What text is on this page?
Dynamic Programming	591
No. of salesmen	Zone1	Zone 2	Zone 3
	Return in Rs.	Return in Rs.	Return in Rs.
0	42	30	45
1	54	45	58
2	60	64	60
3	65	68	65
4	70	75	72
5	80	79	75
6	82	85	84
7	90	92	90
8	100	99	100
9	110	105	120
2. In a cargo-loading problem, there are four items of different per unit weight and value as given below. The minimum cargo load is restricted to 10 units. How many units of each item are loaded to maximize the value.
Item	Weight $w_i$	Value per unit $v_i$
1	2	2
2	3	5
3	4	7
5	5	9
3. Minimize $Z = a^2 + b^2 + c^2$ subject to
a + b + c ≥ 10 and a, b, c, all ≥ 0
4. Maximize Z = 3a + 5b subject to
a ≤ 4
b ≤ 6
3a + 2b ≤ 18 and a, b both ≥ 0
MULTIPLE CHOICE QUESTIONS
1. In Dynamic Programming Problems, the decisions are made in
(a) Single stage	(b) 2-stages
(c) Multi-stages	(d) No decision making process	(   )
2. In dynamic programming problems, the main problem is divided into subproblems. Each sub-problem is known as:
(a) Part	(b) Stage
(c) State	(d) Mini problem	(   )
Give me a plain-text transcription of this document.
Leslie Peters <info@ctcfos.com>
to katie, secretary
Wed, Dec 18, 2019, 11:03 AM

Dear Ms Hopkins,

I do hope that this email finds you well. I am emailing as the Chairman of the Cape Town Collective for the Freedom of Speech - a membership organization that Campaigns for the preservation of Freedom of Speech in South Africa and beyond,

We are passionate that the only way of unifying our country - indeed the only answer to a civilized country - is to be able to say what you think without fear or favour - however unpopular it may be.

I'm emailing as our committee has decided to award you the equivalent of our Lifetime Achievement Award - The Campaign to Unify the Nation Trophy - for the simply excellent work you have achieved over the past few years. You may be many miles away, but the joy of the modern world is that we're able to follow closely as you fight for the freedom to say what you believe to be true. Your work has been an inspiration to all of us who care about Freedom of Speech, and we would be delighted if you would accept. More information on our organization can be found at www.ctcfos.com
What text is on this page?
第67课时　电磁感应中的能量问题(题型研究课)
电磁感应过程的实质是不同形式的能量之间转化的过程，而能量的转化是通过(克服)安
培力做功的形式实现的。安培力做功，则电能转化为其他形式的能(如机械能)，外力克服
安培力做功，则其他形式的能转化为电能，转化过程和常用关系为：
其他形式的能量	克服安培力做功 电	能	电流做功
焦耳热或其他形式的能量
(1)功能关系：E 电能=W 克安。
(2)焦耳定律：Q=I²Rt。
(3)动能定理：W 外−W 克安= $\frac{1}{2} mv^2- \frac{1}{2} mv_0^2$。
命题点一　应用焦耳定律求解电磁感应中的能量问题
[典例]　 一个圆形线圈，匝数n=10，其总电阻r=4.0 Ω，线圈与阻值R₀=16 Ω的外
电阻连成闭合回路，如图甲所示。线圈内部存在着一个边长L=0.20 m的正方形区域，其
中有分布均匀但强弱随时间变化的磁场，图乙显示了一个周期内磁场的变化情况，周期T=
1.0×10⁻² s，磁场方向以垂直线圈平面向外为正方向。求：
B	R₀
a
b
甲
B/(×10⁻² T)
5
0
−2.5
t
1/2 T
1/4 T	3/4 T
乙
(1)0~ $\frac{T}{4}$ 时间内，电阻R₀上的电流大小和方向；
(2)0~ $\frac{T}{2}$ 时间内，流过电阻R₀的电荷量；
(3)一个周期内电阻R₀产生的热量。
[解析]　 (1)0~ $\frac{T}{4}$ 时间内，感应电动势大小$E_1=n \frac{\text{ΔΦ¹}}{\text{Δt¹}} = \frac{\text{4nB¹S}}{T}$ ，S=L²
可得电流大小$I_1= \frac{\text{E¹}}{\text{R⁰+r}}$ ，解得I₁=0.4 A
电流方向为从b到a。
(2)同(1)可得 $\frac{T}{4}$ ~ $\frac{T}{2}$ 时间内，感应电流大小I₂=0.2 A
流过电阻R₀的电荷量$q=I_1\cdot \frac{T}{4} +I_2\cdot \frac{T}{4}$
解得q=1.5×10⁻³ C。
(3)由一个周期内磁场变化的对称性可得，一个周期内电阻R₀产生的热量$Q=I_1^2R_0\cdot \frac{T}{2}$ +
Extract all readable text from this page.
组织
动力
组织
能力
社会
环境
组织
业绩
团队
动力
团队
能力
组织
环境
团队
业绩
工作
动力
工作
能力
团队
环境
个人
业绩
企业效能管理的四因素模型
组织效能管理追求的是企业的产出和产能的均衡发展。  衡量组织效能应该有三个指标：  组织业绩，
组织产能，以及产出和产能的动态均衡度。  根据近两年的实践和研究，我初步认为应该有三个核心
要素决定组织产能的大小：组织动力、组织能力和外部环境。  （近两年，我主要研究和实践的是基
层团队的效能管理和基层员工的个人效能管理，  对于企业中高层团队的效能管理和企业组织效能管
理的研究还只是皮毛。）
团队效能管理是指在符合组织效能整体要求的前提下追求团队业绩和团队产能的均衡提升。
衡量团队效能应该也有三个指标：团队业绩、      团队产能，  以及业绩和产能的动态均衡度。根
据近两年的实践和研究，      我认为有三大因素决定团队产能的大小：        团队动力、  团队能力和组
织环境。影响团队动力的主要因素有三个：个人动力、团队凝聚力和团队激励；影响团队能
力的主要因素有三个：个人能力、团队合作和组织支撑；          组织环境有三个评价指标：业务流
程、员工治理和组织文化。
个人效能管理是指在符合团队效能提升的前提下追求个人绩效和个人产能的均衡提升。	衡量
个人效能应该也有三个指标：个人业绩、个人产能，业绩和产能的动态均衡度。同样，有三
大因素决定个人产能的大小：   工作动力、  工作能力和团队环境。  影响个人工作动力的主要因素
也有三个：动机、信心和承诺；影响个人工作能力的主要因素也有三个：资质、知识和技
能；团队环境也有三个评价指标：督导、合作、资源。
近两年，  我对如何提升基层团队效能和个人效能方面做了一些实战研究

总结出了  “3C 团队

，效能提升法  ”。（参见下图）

___

**PROBLEM TO WORK ON**
Reproduce the complete data exactly as presented above.

**RESULT**
What text is on this page?
Dynamic Programming	591
No. of salesmen	Zone1	Zone 2	Zone 3
	Return in Rs.	Return in Rs.	Return in Rs.
0	42	30	45
1	54	45	58
2	60	64	60
3	65	68	65
4	70	75	72
5	80	79	75
6	82	85	84
7	90	92	90
8	100	99	100
9	110	105	120
2. In a cargo-loading problem, there are four items of different per unit weight and value as given below. The minimum cargo load is restricted to 10 units. How many units of each item are loaded to maximize the value.
Item	Weight $w_i$	Value per unit $v_i$
1	2	2
2	3	5
3	4	7
5	5	9
3. Minimize $Z = a^2 + b^2 + c^2$ subject to
a + b + c ≥ 10 and a, b, c, all ≥ 0
4. Maximize Z = 3a + 5b subject to
a ≤ 4
b ≤ 6
3a + 2b ≤ 18 and a, b both ≥ 0
MULTIPLE CHOICE QUESTIONS
1. In Dynamic Programming Problems, the decisions are made in
(a) Single stage	(b) 2-stages
(c) Multi-stages	(d) No decision making process	(   )
2. In dynamic programming problems, the main problem is divided into subproblems. Each sub-problem is known as:
(a) Part	(b) Stage
(c) State	(d) Mini problem	(   )
Give me a plain-text transcription of this document.
Leslie Peters <info@ctcfos.com>
to katie, secretary
Wed, Dec 18, 2019, 11:03 AM

Dear Ms Hopkins,

I do hope that this email finds you well. I am emailing as the Chairman of the Cape Town Collective for the Freedom of Speech - a membership organization that Campaigns for the preservation of Freedom of Speech in South Africa and beyond,

We are passionate that the only way of unifying our country - indeed the only answer to a civilized country - is to be able to say what you think without fear or favour - however unpopular it may be.

I'm emailing as our committee has decided to award you the equivalent of our Lifetime Achievement Award - The Campaign to Unify the Nation Trophy - for the simply excellent work you have achieved over the past few years. You may be many miles away, but the joy of the modern world is that we're able to follow closely as you fight for the freedom to say what you believe to be true. Your work has been an inspiration to all of us who care about Freedom of Speech, and we would be delighted if you would accept. More information on our organization can be found at www.ctcfos.com
What text is on this page?
第67课时　电磁感应中的能量问题(题型研究课)
电磁感应过程的实质是不同形式的能量之间转化的过程，而能量的转化是通过(克服)安
培力做功的形式实现的。安培力做功，则电能转化为其他形式的能(如机械能)，外力克服
安培力做功，则其他形式的能转化为电能，转化过程和常用关系为：
其他形式的能量	克服安培力做功 电	能	电流做功
焦耳热或其他形式的能量
(1)功能关系：E 电能=W 克安。
(2)焦耳定律：Q=I²Rt。
(3)动能定理：W 外−W 克安= $\frac{1}{2} mv^2- \frac{1}{2} mv_0^2$。
命题点一　应用焦耳定律求解电磁感应中的能量问题
[典例]　 一个圆形线圈，匝数n=10，其总电阻r=4.0 Ω，线圈与阻值R₀=16 Ω的外
电阻连成闭合回路，如图甲所示。线圈内部存在着一个边长L=0.20 m的正方形区域，其
中有分布均匀但强弱随时间变化的磁场，图乙显示了一个周期内磁场的变化情况，周期T=
1.0×10⁻² s，磁场方向以垂直线圈平面向外为正方向。求：
B	R₀
a
b
甲
B/(×10⁻² T)
5
0
−2.5
t
1/2 T
1/4 T	3/4 T
乙
(1)0~ $\frac{T}{4}$ 时间内，电阻R₀上的电流大小和方向；
(2)0~ $\frac{T}{2}$ 时间内，流过电阻R₀的电荷量；
(3)一个周期内电阻R₀产生的热量。
[解析]　 (1)0~ $\frac{T}{4}$ 时间内，感应电动势大小$E_1=n \frac{\text{ΔΦ¹}}{\text{Δt¹}} = \frac{\text{4nB¹S}}{T}$ ，S=L²
可得电流大小$I_1= \frac{\text{E¹}}{\text{R⁰+r}}$ ，解得I₁=0.4 A
电流方向为从b到a。
(2)同(1)可得 $\frac{T}{4}$ ~ $\frac{T}{2}$ 时间内，感应电流大小I₂=0.2 A
流过电阻R₀的电荷量$q=I_1\cdot \frac{T}{4} +I_2\cdot \frac{T}{4}$
解得q=1.5×10⁻³ C。
(3)由一个周期内磁场变化的对称性可得，一个周期内电阻R₀产生的热量$Q=I_1^2R_0\cdot \frac{T}{2}$ +
Extract all readable text from this page.
组织
动力
组织
能力
社会
环境
组织
业绩
团队
动力
团队
能力
组织
环境
团队
业绩
工作
动力
工作
能力
团队
环境
个人
业绩
企业效能管理的四因素模型
组织效能管理追求的是企业的产出和产能的均衡发展。  衡量组织效能应该有三个指标：  组织业绩，
组织产能，以及产出和产能的动态均衡度。  根据近两年的实践和研究，我初步认为应该有三个核心
要素决定组织产能的大小：组织动力、组织能力和外部环境。  （近两年，我主要研究和实践的是基
层团队的效能管理和基层员工的个人效能管理，  对于企业中高层团队的效能管理和企业组织效能管
理的研究还只是皮毛。）
团队效能管理是指在符合组织效能整体要求的前提下追求团队业绩和团队产能的均衡提升。
衡量团队效能应该也有三个指标：团队业绩、      团队产能，  以及业绩和产能的动态均衡度。根
据近两年的实践和研究，      我认为有三大因素决定团队产能的大小：        团队动力、  团队能力和组
织环境。影响团队动力的主要因素有三个：个人动力、团队凝聚力和团队激励；影响团队能
力的主要因素有三个：个人能力、团队合作和组织支撑；          组织环境有三个评价指标：业务流
程、员工治理和组织文化。
个人效能管理是指在符合团队效能提升的前提下追求个人绩效和个人产能的均衡提升。	衡量
个人效能应该也有三个指标：个人业绩、个人产能，业绩和产能的动态均衡度。同样，有三
大因素决定个人产能的大小：   工作动力、  工作能力和团队环境。  影响个人工作动力的主要因素
也有三个：动机、信心和承诺；影响个人工作能力的主要因素也有三个：资质、知识和技
能；团队环境也有三个评价指标：督导、合作、资源。
近两年，  我对如何提升基层团队效能和个人效能方面做了一些实战研究

总结出了  “3C 团队

，效能提升法  ”。（参见下图）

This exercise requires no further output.